### DATA LINES:
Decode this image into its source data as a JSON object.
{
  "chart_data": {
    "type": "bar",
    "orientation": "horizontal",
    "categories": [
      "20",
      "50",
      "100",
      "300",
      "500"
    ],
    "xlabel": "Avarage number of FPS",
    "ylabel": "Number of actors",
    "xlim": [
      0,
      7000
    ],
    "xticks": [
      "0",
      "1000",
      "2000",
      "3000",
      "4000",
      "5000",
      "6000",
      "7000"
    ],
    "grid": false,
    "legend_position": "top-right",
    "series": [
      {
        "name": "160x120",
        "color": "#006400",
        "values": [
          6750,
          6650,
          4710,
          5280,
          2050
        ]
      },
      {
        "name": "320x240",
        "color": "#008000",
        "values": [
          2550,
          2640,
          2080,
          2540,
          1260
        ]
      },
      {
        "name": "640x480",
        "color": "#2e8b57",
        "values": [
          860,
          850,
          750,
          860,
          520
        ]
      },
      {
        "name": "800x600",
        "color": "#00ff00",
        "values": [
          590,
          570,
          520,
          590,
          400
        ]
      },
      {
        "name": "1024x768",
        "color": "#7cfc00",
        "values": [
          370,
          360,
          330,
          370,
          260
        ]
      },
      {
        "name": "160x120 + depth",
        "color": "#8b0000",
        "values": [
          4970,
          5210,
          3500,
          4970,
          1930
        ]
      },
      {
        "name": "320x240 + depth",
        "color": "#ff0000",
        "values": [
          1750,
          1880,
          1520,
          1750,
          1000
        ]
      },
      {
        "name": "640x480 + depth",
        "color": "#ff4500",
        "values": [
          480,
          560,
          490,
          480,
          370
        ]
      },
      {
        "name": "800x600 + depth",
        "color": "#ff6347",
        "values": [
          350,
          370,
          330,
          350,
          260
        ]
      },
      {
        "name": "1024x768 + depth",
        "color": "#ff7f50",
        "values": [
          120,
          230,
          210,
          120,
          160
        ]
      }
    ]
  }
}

### WORK TO BE COMPLETED:
Repeat every entry word for word.

### OUTPUT BELOW:
Decode this image into its source data as a JSON object.
{
  "chart_data": {
    "type": "bar",
    "orientation": "horizontal",
    "categories": [
      "20",
      "50",
      "100",
      "300",
      "500"
    ],
    "xlabel": "Avarage number of FPS",
    "ylabel": "Number of actors",
    "xlim": [
      0,
      7000
    ],
    "xticks": [
      "0",
      "1000",
      "2000",
      "3000",
      "4000",
      "5000",
      "6000",
      "7000"
    ],
    "grid": false,
    "legend_position": "top-right",
    "series": [
      {
        "name": "160x120",
        "color": "#006400",
        "values": [
          6750,
          6650,
          4710,
          5280,
          2050
        ]
      },
      {
        "name": "320x240",
        "color": "#008000",
        "values": [
          2550,
          2640,
          2080,
          2540,
          1260
        ]
      },
      {
        "name": "640x480",
        "color": "#2e8b57",
        "values": [
          860,
          850,
          750,
          860,
          520
        ]
      },
      {
        "name": "800x600",
        "color": "#00ff00",
        "values": [
          590,
          570,
          520,
          590,
          400
        ]
      },
      {
        "name": "1024x768",
        "color": "#7cfc00",
        "values": [
          370,
          360,
          330,
          370,
          260
        ]
      },
      {
        "name": "160x120 + depth",
        "color": "#8b0000",
        "values": [
          4970,
          5210,
          3500,
          4970,
          1930
        ]
      },
      {
        "name": "320x240 + depth",
        "color": "#ff0000",
        "values": [
          1750,
          1880,
          1520,
          1750,
          1000
        ]
      },
      {
        "name": "640x480 + depth",
        "color": "#ff4500",
        "values": [
          480,
          560,
          490,
          480,
          370
        ]
      },
      {
        "name": "800x600 + depth",
        "color": "#ff6347",
        "values": [
          350,
          370,
          330,
          350,
          260
        ]
      },
      {
        "name": "1024x768 + depth",
        "color": "#ff7f50",
        "values": [
          120,
          230,
          210,
          120,
          160
        ]
      }
    ]
  }
}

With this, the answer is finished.